_YOUR INSTRUCTIONS:_ Please return the full listing below without altering anything.

[Items listed in a dataset]
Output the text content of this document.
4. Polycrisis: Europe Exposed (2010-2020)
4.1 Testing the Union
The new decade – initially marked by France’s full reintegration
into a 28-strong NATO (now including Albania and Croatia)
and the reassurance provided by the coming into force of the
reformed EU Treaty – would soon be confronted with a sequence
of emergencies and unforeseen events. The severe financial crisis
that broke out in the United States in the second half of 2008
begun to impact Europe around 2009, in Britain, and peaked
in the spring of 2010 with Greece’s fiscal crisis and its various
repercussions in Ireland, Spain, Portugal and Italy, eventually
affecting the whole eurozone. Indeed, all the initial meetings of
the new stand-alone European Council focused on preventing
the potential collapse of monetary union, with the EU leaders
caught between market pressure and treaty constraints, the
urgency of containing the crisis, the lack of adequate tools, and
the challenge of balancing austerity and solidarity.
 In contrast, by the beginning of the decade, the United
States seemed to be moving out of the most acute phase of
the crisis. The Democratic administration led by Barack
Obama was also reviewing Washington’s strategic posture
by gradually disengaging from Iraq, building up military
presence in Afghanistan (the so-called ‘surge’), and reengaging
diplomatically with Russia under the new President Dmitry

_CORRECT OUTPUT:_
Output the text content of this document.
4. Polycrisis: Europe Exposed (2010-2020)
4.1 Testing the Union
The new decade – initially marked by France’s full reintegration
into a 28-strong NATO (now including Albania and Croatia)
and the reassurance provided by the coming into force of the
reformed EU Treaty – would soon be confronted with a sequence
of emergencies and unforeseen events. The severe financial crisis
that broke out in the United States in the second half of 2008
begun to impact Europe around 2009, in Britain, and peaked
in the spring of 2010 with Greece’s fiscal crisis and its various
repercussions in Ireland, Spain, Portugal and Italy, eventually
affecting the whole eurozone. Indeed, all the initial meetings of
the new stand-alone European Council focused on preventing
the potential collapse of monetary union, with the EU leaders
caught between market pressure and treaty constraints, the
urgency of containing the crisis, the lack of adequate tools, and
the challenge of balancing austerity and solidarity.
 In contrast, by the beginning of the decade, the United
States seemed to be moving out of the most acute phase of
the crisis. The Democratic administration led by Barack
Obama was also reviewing Washington’s strategic posture
by gradually disengaging from Iraq, building up military
presence in Afghanistan (the so-called ‘surge’), and reengaging
diplomatically with Russia under the new President Dmitry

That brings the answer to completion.